Trascrivi dalla recensione dell'album dei Manowar tutto ciò che va da "Questo album inizia" giù fino a "li comprerà mai.", senza cambiare nulla.

## Estratto del testo:
────────

Il 1984 è stato un anno molto produttivo per i Manowar, prima hanno pubblicato
Hail to England, successivamente Sign of the Hammer.
Questo album inizia con due pezzi di heavy classico, all’americana. All Men
Play On Ten
è un tributo all’etichetta del momento, la 10 Records,
e allo stesso tempo il manifesto del leit motiv dell’esistenza manowariana, ossia
la lotta al false metal. Eric Adams ci canta a squarciagola che i Manowar
non si piegheranno mai e poi mai alle esigenze dei produttori e delle mode, e
che nessuno li comprerà mai.

“… it’s more to me than just a job, and while I’m playing
You won’t get robbed
Nobody tells a man how to play, it just ain’t that way”

“… per me è molto più che un normale lavoro, quando io
suono
non ti deruberò, nessuno può dire a un uomo come suonare, non
è così che funziona”

La canzone è orecchiabile, gradevole, anche se piuttosto semplicina.
Animals invece è una delle canzoni più insignificanti
mai prodotte dalla band americana, quindi soprassiedo dal commentarla.

Lo spettacolo di Sign of The Hammer inizia con Thor.

────────

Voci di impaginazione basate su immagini
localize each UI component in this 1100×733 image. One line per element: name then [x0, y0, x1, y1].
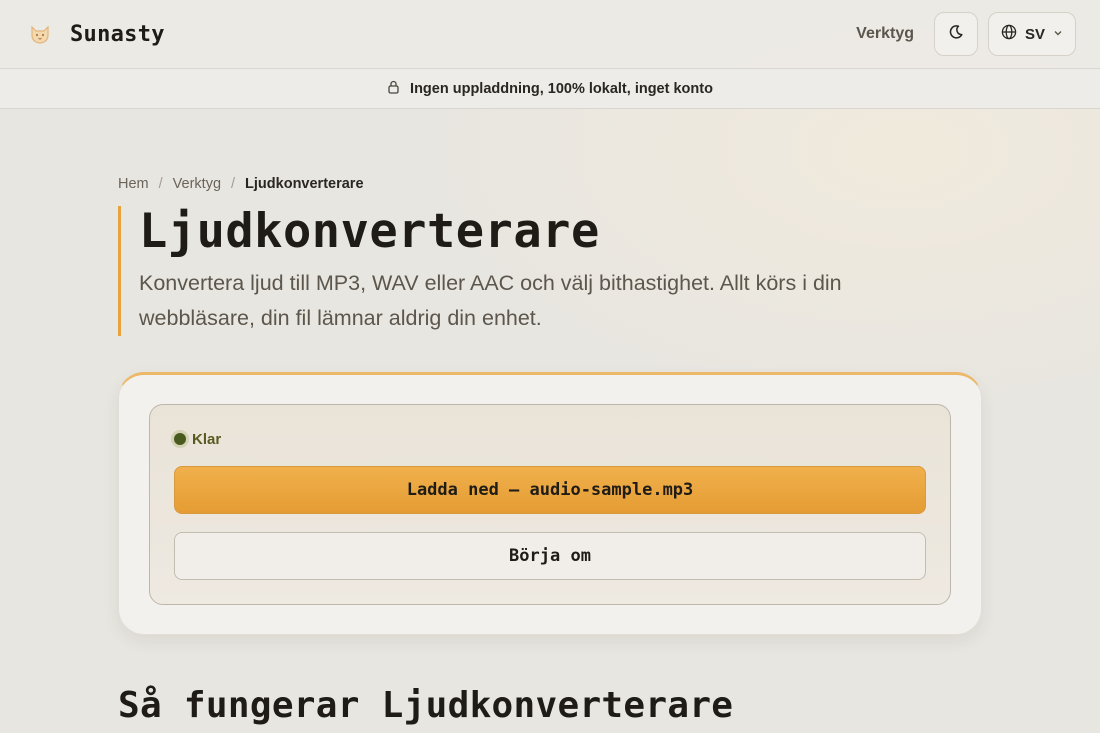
- brand-name: Sunasty: [70, 21, 165, 47]
- restart-button[interactable]: Börja om: [174, 531, 926, 580]
- status-text: Klar: [192, 430, 222, 448]
- page-title: Ljudkonverterare: [139, 204, 600, 259]
- fox-icon: [24, 18, 56, 50]
- breadcrumb-current: Ljudkonverterare: [245, 176, 364, 192]
- language-code: SV: [1024, 25, 1045, 43]
- nav-actions: Verktyg SV: [846, 12, 1076, 56]
- download-button[interactable]: Ladda ned — audio-sample.mp3: [174, 465, 926, 514]
- status-dot-icon: [174, 433, 186, 446]
- breadcrumb-separator: /: [231, 176, 236, 192]
- lock-icon: [387, 80, 400, 98]
- chevron-down-icon: [1053, 25, 1063, 43]
- brand[interactable]: Sunasty: [24, 18, 165, 50]
- page-description: Konvertera ljud till MP3, WAV eller AAC …: [139, 270, 842, 330]
- result-panel: Klar Ladda ned — audio-sample.mp3 Börja …: [149, 403, 951, 605]
- moon-icon: [948, 24, 964, 45]
- theme-toggle-button[interactable]: [933, 12, 978, 56]
- language-select[interactable]: SV: [987, 12, 1076, 56]
- breadcrumb-separator: /: [158, 176, 163, 192]
- how-it-works-title: Så fungerar Ljudkonverterare: [118, 684, 734, 726]
- globe-icon: [1001, 24, 1017, 45]
- status-badge: Klar: [174, 431, 926, 448]
- nav-link-tools[interactable]: Verktyg: [846, 25, 924, 43]
- hero: Ljudkonverterare Konvertera ljud till MP…: [118, 206, 982, 336]
- breadcrumb-home[interactable]: Hem: [118, 176, 149, 192]
- main-content: Hem / Verktyg / Ljudkonverterare Ljudkon…: [118, 176, 982, 726]
- breadcrumb: Hem / Verktyg / Ljudkonverterare: [118, 176, 982, 192]
- privacy-notice-text: Ingen uppladdning, 100% lokalt, inget ko…: [410, 80, 713, 97]
- converter-card: Klar Ladda ned — audio-sample.mp3 Börja …: [118, 371, 982, 635]
- top-navigation: Sunasty Verktyg SV: [0, 0, 1100, 69]
- breadcrumb-tools[interactable]: Verktyg: [173, 176, 221, 192]
- privacy-notice: Ingen uppladdning, 100% lokalt, inget ko…: [0, 69, 1100, 109]
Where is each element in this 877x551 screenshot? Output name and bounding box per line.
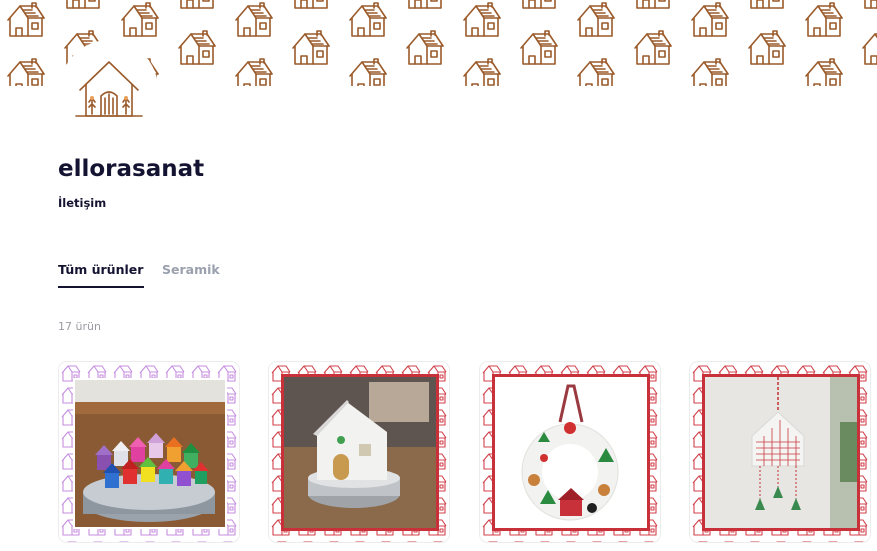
product-card[interactable] (689, 361, 871, 543)
product-card[interactable] (479, 361, 661, 543)
product-image (269, 362, 449, 542)
tab-all-products[interactable]: Tüm ürünler (58, 262, 145, 288)
contact-link[interactable]: İletişim (58, 196, 106, 210)
product-card[interactable] (58, 361, 240, 543)
product-image (690, 362, 870, 542)
product-count: 17 ürün (58, 320, 101, 333)
shop-logo[interactable] (60, 40, 158, 138)
product-image (59, 362, 239, 542)
tab-ceramic[interactable]: Seramik (162, 262, 220, 277)
house-logo-icon (75, 61, 143, 117)
product-card[interactable] (268, 361, 450, 543)
shop-name: ellorasanat (58, 156, 205, 182)
product-image (480, 362, 660, 542)
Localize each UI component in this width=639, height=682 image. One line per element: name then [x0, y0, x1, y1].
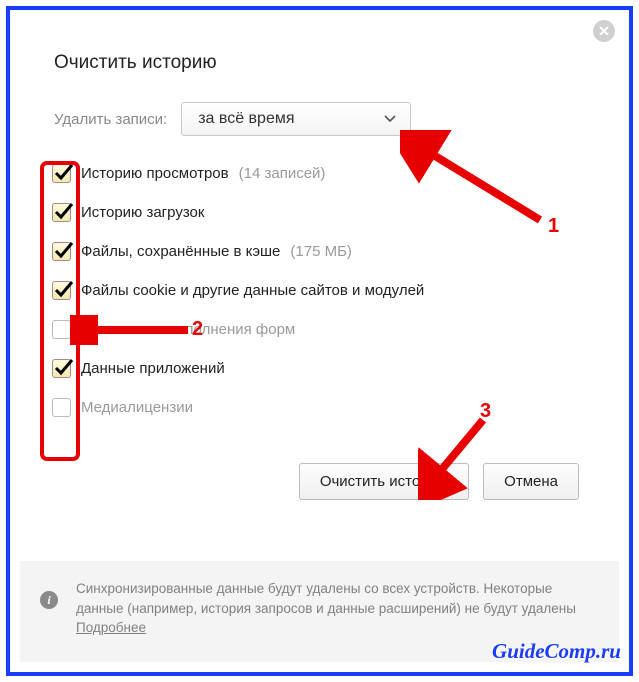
dialog-content: Очистить историю Удалить записи: за всё …	[10, 10, 629, 520]
close-icon: ✕	[598, 23, 610, 39]
checkbox-label: Файлы cookie и другие данные сайтов и мо…	[81, 282, 424, 299]
checkbox-row: Файлы cookie и другие данные сайтов и мо…	[52, 281, 585, 300]
checkbox-extra: (175 МБ)	[290, 243, 352, 260]
checkbox-label: Данные приложений	[81, 360, 225, 377]
checkbox-list: Историю просмотров (14 записей) Историю з…	[52, 164, 585, 417]
checkbox-row: Историю просмотров (14 записей)	[52, 164, 585, 183]
dialog-actions: Очистить историю Отмена	[54, 463, 585, 500]
footer-text: Синхронизированные данные будут удалены …	[76, 581, 576, 616]
close-button[interactable]: ✕	[593, 20, 615, 42]
checkbox-label: Данные автозаполнения форм	[81, 321, 295, 338]
checkbox-label: Историю просмотров	[81, 165, 229, 182]
info-icon: i	[40, 591, 58, 609]
checkbox[interactable]	[52, 242, 71, 261]
dialog-title: Очистить историю	[54, 52, 585, 74]
checkbox[interactable]	[52, 398, 71, 417]
chevron-down-icon	[384, 115, 396, 123]
checkbox[interactable]	[52, 359, 71, 378]
clear-history-button[interactable]: Очистить историю	[299, 463, 469, 500]
checkbox-label: Файлы, сохранённые в кэше	[81, 243, 280, 260]
checkbox-row: Данные приложений	[52, 359, 585, 378]
footer-link[interactable]: Подробнее	[76, 620, 146, 635]
time-range-select[interactable]: за всё время	[181, 102, 411, 136]
time-range-value: за всё время	[198, 110, 294, 127]
footer-note: i Синхронизированные данные будут удален…	[20, 561, 619, 662]
checkbox[interactable]	[52, 164, 71, 183]
checkbox-row: Файлы, сохранённые в кэше (175 МБ)	[52, 242, 585, 261]
checkbox[interactable]	[52, 203, 71, 222]
checkbox-row: Историю загрузок	[52, 203, 585, 222]
checkbox-row: Данные автозаполнения форм	[52, 320, 585, 339]
checkbox[interactable]	[52, 320, 71, 339]
checkbox-label: Историю загрузок	[81, 204, 204, 221]
time-range-label: Удалить записи:	[54, 111, 167, 128]
checkbox-label: Медиалицензии	[81, 399, 193, 416]
time-range-row: Удалить записи: за всё время	[54, 102, 585, 136]
checkbox[interactable]	[52, 281, 71, 300]
checkbox-extra: (14 записей)	[239, 165, 326, 182]
cancel-button[interactable]: Отмена	[483, 463, 579, 500]
dialog-frame: ✕ Очистить историю Удалить записи: за вс…	[6, 6, 633, 676]
checkbox-row: Медиалицензии	[52, 398, 585, 417]
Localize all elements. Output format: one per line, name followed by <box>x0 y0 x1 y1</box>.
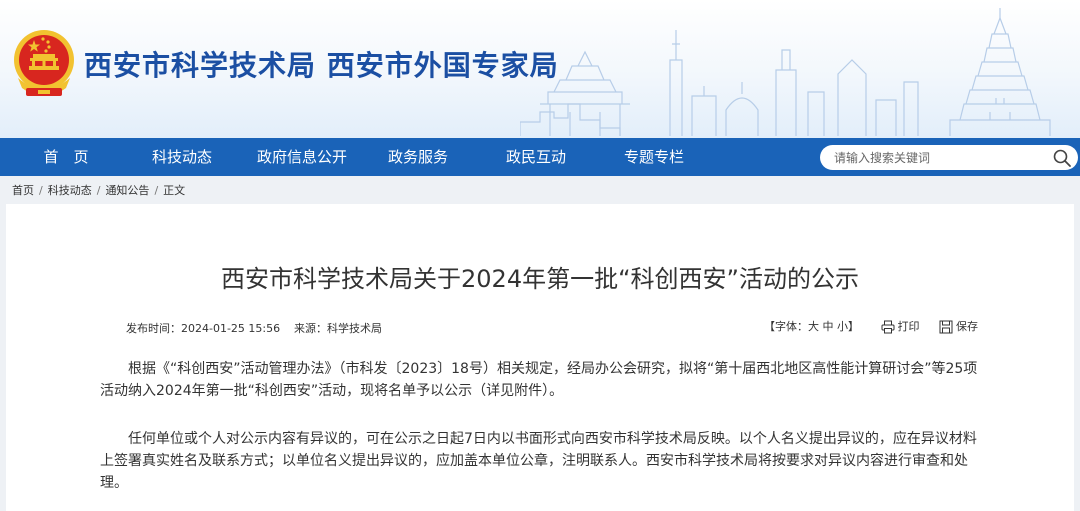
city-skyline-illustration <box>520 8 1051 136</box>
printer-icon <box>881 320 894 334</box>
breadcrumb-separator: / <box>39 184 43 197</box>
article-panel: 西安市科学技术局关于2024年第一批“科创西安”活动的公示 发布时间：2024-… <box>6 204 1074 511</box>
nav-item-tech-news[interactable]: 科技动态 <box>144 138 220 176</box>
nav-item-special-topics[interactable]: 专题专栏 <box>616 138 692 176</box>
article-source: 来源：科学技术局 <box>294 322 382 335</box>
search-icon[interactable] <box>1052 148 1072 168</box>
save-label: 保存 <box>956 320 978 333</box>
nav-item-gov-info[interactable]: 政府信息公开 <box>250 138 354 176</box>
article-paragraph: 根据《“科创西安”活动管理办法》（市科发〔2023〕18号）相关规定，经局办公会… <box>100 361 978 399</box>
article-paragraph: 任何单位或个人对公示内容有异议的，可在公示之日起7日内以书面形式向西安市科学技术… <box>100 431 977 491</box>
breadcrumb-separator: / <box>154 184 159 197</box>
nav-item-public-interaction[interactable]: 政民互动 <box>498 138 574 176</box>
save-icon <box>939 320 953 334</box>
breadcrumb-tech-news[interactable]: 科技动态 <box>48 182 92 198</box>
print-label: 打印 <box>897 320 920 333</box>
search-input[interactable] <box>834 147 1044 168</box>
breadcrumb-home[interactable]: 首页 <box>12 182 34 198</box>
search-box <box>820 145 1078 170</box>
article-title: 西安市科学技术局关于2024年第一批“科创西安”活动的公示 <box>221 265 859 293</box>
nav-item-home[interactable]: 首 页 <box>30 138 102 176</box>
font-size-control[interactable]: 【字体：大 中 小】 <box>764 318 859 334</box>
breadcrumb: 首页 / 科技动态 / 通知公告 / 正文 <box>12 182 185 198</box>
save-button[interactable]: 保存 <box>939 318 978 334</box>
article-tools: 【字体：大 中 小】 打印 保存 <box>764 318 978 334</box>
breadcrumb-current: 正文 <box>163 184 186 197</box>
header-banner: 西安市科学技术局 西安市外国专家局 <box>0 0 1080 138</box>
breadcrumb-separator: / <box>96 184 101 197</box>
site-title: 西安市科学技术局 西安市外国专家局 <box>84 49 559 82</box>
national-emblem-icon <box>14 30 74 96</box>
print-button[interactable]: 打印 <box>881 318 920 334</box>
breadcrumb-notices[interactable]: 通知公告 <box>105 182 149 198</box>
publish-time: 发布时间：2024-01-25 15:56 <box>126 322 281 335</box>
nav-item-gov-services[interactable]: 政务服务 <box>380 138 456 176</box>
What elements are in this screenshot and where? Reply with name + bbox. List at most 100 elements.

────────

## Risultato:
Questo album inizia con due pezzi di heavy classico, all’americana. All Men
Play On Ten
è un tributo all’etichetta del momento, la 10 Records,
e allo stesso tempo il manifesto del leit motiv dell’esistenza manowariana, ossia
la lotta al false metal. Eric Adams ci canta a squarciagola che i Manowar
non si piegheranno mai e poi mai alle esigenze dei produttori e delle mode, e
che nessuno li comprerà mai.